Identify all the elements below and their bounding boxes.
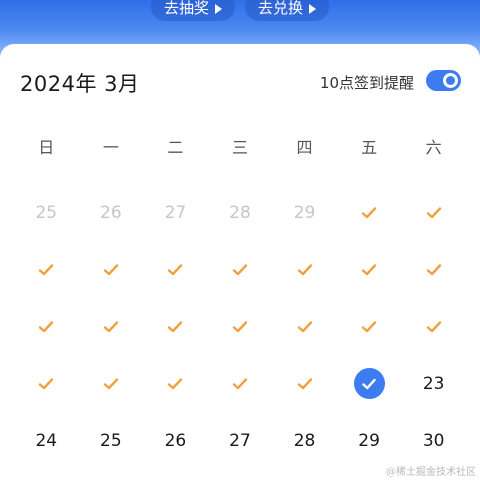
calendar-day[interactable] — [208, 298, 273, 355]
redeem-button[interactable]: 去兑换 — [245, 0, 329, 21]
weekday-label: 二 — [167, 138, 184, 157]
calendar-day[interactable]: 27 — [143, 184, 208, 241]
check-icon — [426, 206, 441, 218]
calendar-day[interactable] — [79, 241, 144, 298]
calendar-day[interactable]: 25 — [79, 412, 144, 469]
day-number: 23 — [422, 373, 445, 394]
calendar-day[interactable] — [337, 298, 402, 355]
day-number: 29 — [358, 430, 380, 451]
calendar-day[interactable] — [208, 241, 273, 298]
calendar-day[interactable]: 30 — [401, 412, 466, 469]
watermark: @稀土掘金技术社区 — [386, 467, 476, 478]
toggle-knob — [443, 73, 458, 88]
check-icon — [168, 377, 183, 389]
check-icon — [297, 263, 312, 275]
calendar-day[interactable] — [208, 355, 273, 412]
calendar-day[interactable] — [401, 184, 466, 241]
calendar-day[interactable]: 26 — [79, 184, 144, 241]
day-number: 25 — [35, 202, 58, 223]
weekday-label: 三 — [231, 138, 248, 157]
lottery-button[interactable]: 去抽奖 — [151, 0, 235, 21]
calendar-day[interactable]: 27 — [208, 412, 273, 469]
reminder-label: 10点签到提醒 — [319, 74, 414, 92]
check-icon — [297, 320, 312, 332]
calendar-day[interactable]: 28 — [208, 184, 273, 241]
weekday-label: 五 — [361, 138, 378, 157]
check-icon — [361, 263, 377, 275]
calendar-day[interactable] — [14, 298, 79, 355]
play-triangle-icon — [215, 3, 223, 14]
calendar-day[interactable] — [337, 355, 402, 412]
day-number: 28 — [229, 202, 251, 223]
day-number: 29 — [293, 202, 316, 223]
day-number: 25 — [100, 430, 122, 451]
lottery-button-label: 去抽奖 — [164, 0, 210, 17]
check-icon — [426, 263, 441, 275]
calendar-day[interactable] — [337, 241, 402, 298]
play-triangle-icon — [309, 3, 317, 14]
check-circle-icon — [353, 368, 385, 399]
check-icon — [232, 320, 248, 332]
check-icon — [39, 320, 54, 332]
weekday-label: 日 — [38, 138, 55, 157]
calendar-card: 2024年 3月 10点签到提醒 日一二三四五六 25 26 27 28 29 23 24 2… — [0, 44, 480, 480]
check-icon — [103, 263, 119, 275]
redeem-button-label: 去兑换 — [258, 0, 304, 17]
check-icon — [39, 263, 54, 275]
calendar-day[interactable] — [337, 184, 402, 241]
calendar-day[interactable] — [143, 241, 208, 298]
check-icon — [361, 206, 377, 218]
calendar-day[interactable] — [272, 241, 337, 298]
check-icon — [103, 377, 119, 389]
calendar-day[interactable] — [14, 355, 79, 412]
weekday-label: 六 — [425, 138, 442, 157]
calendar-day[interactable] — [143, 355, 208, 412]
calendar-day[interactable] — [272, 298, 337, 355]
check-icon — [168, 263, 183, 275]
calendar-day[interactable]: 23 — [401, 355, 466, 412]
check-icon — [168, 320, 183, 332]
reminder-toggle[interactable] — [426, 70, 461, 91]
calendar-day[interactable]: 29 — [337, 412, 402, 469]
calendar-day[interactable]: 26 — [143, 412, 208, 469]
calendar-day[interactable]: 24 — [14, 412, 79, 469]
check-icon — [103, 320, 119, 332]
check-icon — [297, 377, 312, 389]
calendar-day[interactable] — [401, 298, 466, 355]
check-icon — [39, 377, 54, 389]
day-number: 26 — [100, 202, 122, 223]
check-icon — [232, 263, 248, 275]
calendar-day[interactable] — [79, 355, 144, 412]
month-title: 2024年 3月 — [20, 72, 140, 96]
calendar-day[interactable] — [14, 241, 79, 298]
day-number: 26 — [164, 430, 187, 451]
day-number: 24 — [35, 430, 58, 451]
weekday-header: 日一二三四五六 — [14, 134, 466, 157]
calendar-day[interactable] — [272, 355, 337, 412]
weekday-label: 四 — [296, 138, 313, 157]
calendar-day[interactable] — [143, 298, 208, 355]
calendar-day[interactable]: 28 — [272, 412, 337, 469]
day-number: 30 — [422, 430, 445, 451]
weekday-label: 一 — [102, 138, 119, 157]
calendar-day[interactable] — [79, 298, 144, 355]
day-number: 28 — [293, 430, 316, 451]
calendar-grid: 25 26 27 28 29 23 24 25 26 27 28 29 30 — [14, 184, 466, 469]
check-icon — [426, 320, 441, 332]
calendar-day[interactable] — [401, 241, 466, 298]
calendar-day[interactable]: 25 — [14, 184, 79, 241]
check-icon — [361, 320, 377, 332]
calendar-day[interactable]: 29 — [272, 184, 337, 241]
day-number: 27 — [229, 430, 251, 451]
day-number: 27 — [164, 202, 187, 223]
check-icon — [232, 377, 248, 389]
• • • • •
Put every line of the records above into a Markdown table with two columns, Row for the row number and Line for the line, and skip blank lines. Leave the pictures out of the table.

▶ SOLUTION FOR THIS EXERCISE
| Row | Line |
|---|---|
| 1 | Identify all the elements below and their bounding boxes. |
| 2 | calendar-day[interactable] — [208, 298, 273, 355] |
| 3 | redeem-button[interactable]: 去兑换 — [245, 0, 329, 21] |
| 4 | weekday-label: 二 — [167, 138, 184, 157] |
| 5 | calendar-day[interactable]: 27 — [143, 184, 208, 241] |
| 6 | check-icon — [426, 206, 441, 218] |
| 7 | calendar-day[interactable] — [79, 241, 144, 298] |
| 8 | calendar-day[interactable]: 25 — [79, 412, 144, 469] |
| 9 | day-number: 23 — [422, 373, 445, 394] |
| 10 | calendar-day[interactable] — [337, 298, 402, 355] |
| 11 | day-number: 29 — [358, 430, 380, 451] |
| 12 | calendar-day[interactable] — [208, 241, 273, 298] |
| 13 | calendar-day[interactable]: 30 — [401, 412, 466, 469] |
| 14 | watermark: @稀土掘金技术社区 — [386, 467, 476, 478] |
| 15 | toggle-knob — [443, 73, 458, 88] |
| 16 | check-icon — [168, 377, 183, 389] |
| 17 | check-icon — [297, 263, 312, 275] |
| 18 | calendar-day[interactable] — [208, 355, 273, 412] |
| 19 | calendar-day[interactable] — [401, 184, 466, 241] |
| 20 | calendar-day[interactable]: 26 — [79, 184, 144, 241] |
| 21 | day-number: 25 — [35, 202, 58, 223] |
| 22 | weekday-label: 三 — [231, 138, 248, 157] |
| 23 | lottery-button[interactable]: 去抽奖 — [151, 0, 235, 21] |
| 24 | calendar-day[interactable]: 27 — [208, 412, 273, 469] |
| 25 | reminder-label: 10点签到提醒 — [319, 74, 414, 92] |
| 26 | check-icon — [297, 320, 312, 332] |
| 27 | calendar-day[interactable]: 28 — [208, 184, 273, 241] |
| 28 | weekday-label: 五 — [361, 138, 378, 157] |
| 29 | check-icon — [361, 263, 377, 275] |
| 30 | calendar-day[interactable] — [14, 298, 79, 355] |
| 31 | play-triangle-icon — [215, 3, 223, 14] |
| 32 | calendar-day[interactable] — [337, 355, 402, 412] |
| 33 | day-number: 28 — [229, 202, 251, 223] |
| 34 | day-number: 29 — [293, 202, 316, 223] |
| 35 | day-number: 25 — [100, 430, 122, 451] |
| 36 | lottery-button-label: 去抽奖 — [164, 0, 210, 17] |
| 37 | check-icon — [426, 263, 441, 275] |
| 38 | calendar-day[interactable] — [337, 241, 402, 298] |
| 39 | play-triangle-icon — [309, 3, 317, 14] |
| 40 | check-circle-icon — [353, 368, 385, 399] |
| 41 | check-icon — [232, 320, 248, 332] |
| 42 | check-icon — [39, 320, 54, 332] |
| 43 | weekday-label: 日 — [38, 138, 55, 157] |
| 44 | calendar-card: 2024年 3月 10点签到提醒 日一二三四五六 25 26 27 28 29 23 24 2… — [0, 44, 480, 480] |
| 45 | check-icon — [103, 263, 119, 275] |
| 46 | redeem-button-label: 去兑换 — [258, 0, 304, 17] |
| 47 | check-icon — [39, 263, 54, 275] |
| 48 | calendar-day[interactable] — [337, 184, 402, 241] |
| 49 | calendar-day[interactable] — [143, 241, 208, 298] |
| 50 | check-icon — [361, 206, 377, 218] |
| 51 | calendar-day[interactable] — [272, 241, 337, 298] |
| 52 | check-icon — [103, 377, 119, 389] |
| 53 | calendar-day[interactable] — [14, 355, 79, 412] |
| 54 | weekday-label: 六 — [425, 138, 442, 157] |
| 55 | calendar-day[interactable] — [143, 355, 208, 412] |
| 56 | calendar-day[interactable] — [272, 298, 337, 355] |
| 57 | check-icon — [168, 263, 183, 275] |
| 58 | calendar-day[interactable]: 23 — [401, 355, 466, 412] |
| 59 | check-icon — [168, 320, 183, 332] |
| 60 | reminder-toggle[interactable] — [426, 70, 461, 91] |
| 61 | calendar-day[interactable]: 29 — [337, 412, 402, 469] |
| 62 | calendar-day[interactable]: 26 — [143, 412, 208, 469] |
| 63 | calendar-day[interactable]: 24 — [14, 412, 79, 469] |
| 64 | check-icon — [103, 320, 119, 332] |
| 65 | check-icon — [297, 377, 312, 389] |
| 66 | calendar-day[interactable] — [401, 298, 466, 355] |
| 67 | check-icon — [39, 377, 54, 389] |
| 68 | day-number: 26 — [100, 202, 122, 223] |
| 69 | check-icon — [232, 263, 248, 275] |
| 70 | calendar-day[interactable] — [79, 355, 144, 412] |
| 71 | month-title: 2024年 3月 — [20, 72, 140, 96] |
| 72 | calendar-day[interactable] — [14, 241, 79, 298] |
| 73 | day-number: 26 — [164, 430, 187, 451] |
| 74 | day-number: 24 — [35, 430, 58, 451] |
| 75 | weekday-header: 日一二三四五六 — [14, 134, 466, 157] |
| 76 | calendar-day[interactable] — [272, 355, 337, 412] |
| 77 | weekday-label: 四 — [296, 138, 313, 157] |
| 78 | calendar-day[interactable] — [143, 298, 208, 355] |
| 79 | calendar-day[interactable]: 28 — [272, 412, 337, 469] |
| 80 | day-number: 30 — [422, 430, 445, 451] |
| 81 | weekday-label: 一 — [102, 138, 119, 157] |
| 82 | calendar-day[interactable] — [79, 298, 144, 355] |
| 83 | day-number: 28 — [293, 430, 316, 451] |
| 84 | calendar-grid: 25 26 27 28 29 23 24 25 26 27 28 29 30 — [14, 184, 466, 469] |
| 85 | check-icon — [426, 320, 441, 332] |
| 86 | calendar-day[interactable] — [401, 241, 466, 298] |
| 87 | calendar-day[interactable]: 25 — [14, 184, 79, 241] |
| 88 | check-icon — [361, 320, 377, 332] |
| 89 | calendar-day[interactable]: 29 — [272, 184, 337, 241] |
| 90 | day-number: 27 — [229, 430, 251, 451] |
| 91 | day-number: 27 — [164, 202, 187, 223] |
| 92 | check-icon — [232, 377, 248, 389] |